Copy out lines with the word "color" from the material that follows.

▸ **Extracts from a graphics dataset**
<<<<
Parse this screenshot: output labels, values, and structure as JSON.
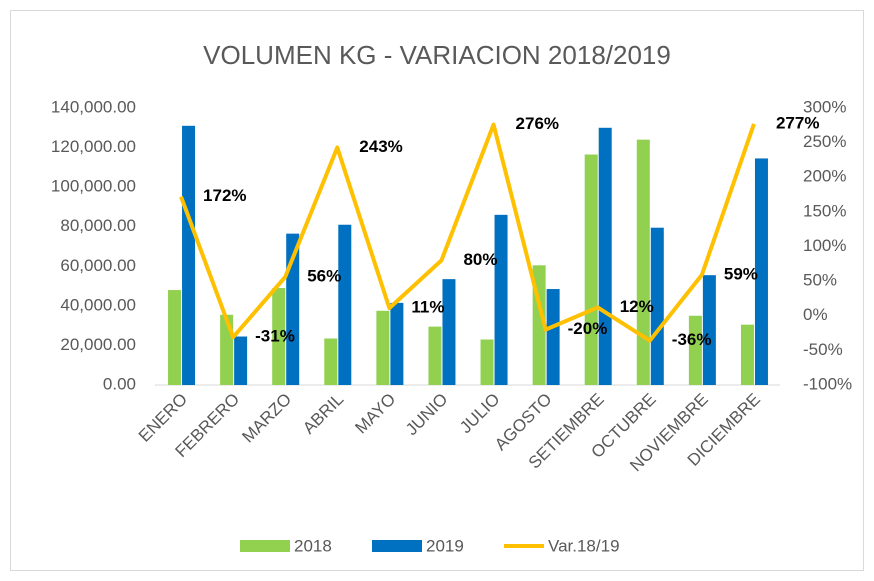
{
  "chart_data": {
    "type": "bar",
    "title": "VOLUMEN KG - VARIACION 2018/2019",
    "categories": [
      "ENERO",
      "FEBRERO",
      "MARZO",
      "ABRIL",
      "MAYO",
      "JUNIO",
      "JULIO",
      "AGOSTO",
      "SETIEMBRE",
      "OCTUBRE",
      "NOVIEMBRE",
      "DICIEMBRE"
    ],
    "series": [
      {
        "name": "2018",
        "color": "#92d050",
        "values": [
          48000,
          35500,
          49000,
          23500,
          37500,
          29500,
          23000,
          60500,
          116500,
          124000,
          35000,
          30500
        ]
      },
      {
        "name": "2019",
        "color": "#0070c0",
        "values": [
          131000,
          24500,
          76500,
          81000,
          41500,
          53500,
          86000,
          48500,
          130000,
          79500,
          55500,
          114500
        ]
      },
      {
        "name": "Var.18/19",
        "color": "#ffc000",
        "type": "line",
        "axis": "y2",
        "values": [
          172,
          -31,
          56,
          243,
          11,
          80,
          276,
          -20,
          12,
          -36,
          59,
          277
        ],
        "value_labels": [
          "172%",
          "-31%",
          "56%",
          "243%",
          "11%",
          "80%",
          "276%",
          "-20%",
          "12%",
          "-36%",
          "59%",
          "277%"
        ]
      }
    ],
    "ylim": [
      0,
      140000
    ],
    "yticks": [
      {
        "value": 0,
        "label": "0.00"
      },
      {
        "value": 20000,
        "label": "20,000.00"
      },
      {
        "value": 40000,
        "label": "40,000.00"
      },
      {
        "value": 60000,
        "label": "60,000.00"
      },
      {
        "value": 80000,
        "label": "80,000.00"
      },
      {
        "value": 100000,
        "label": "100,000.00"
      },
      {
        "value": 120000,
        "label": "120,000.00"
      },
      {
        "value": 140000,
        "label": "140,000.00"
      }
    ],
    "y2lim": [
      -100,
      300
    ],
    "y2ticks": [
      {
        "value": -100,
        "label": "-100%"
      },
      {
        "value": -50,
        "label": "-50%"
      },
      {
        "value": 0,
        "label": "0%"
      },
      {
        "value": 50,
        "label": "50%"
      },
      {
        "value": 100,
        "label": "100%"
      },
      {
        "value": 150,
        "label": "150%"
      },
      {
        "value": 200,
        "label": "200%"
      },
      {
        "value": 250,
        "label": "250%"
      },
      {
        "value": 300,
        "label": "300%"
      }
    ],
    "grid": false,
    "legend": "bottom"
  }
}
>>>>
▸ **SOLUTION**
        "color": "#92d050",
        "color": "#0070c0",
        "color": "#ffc000",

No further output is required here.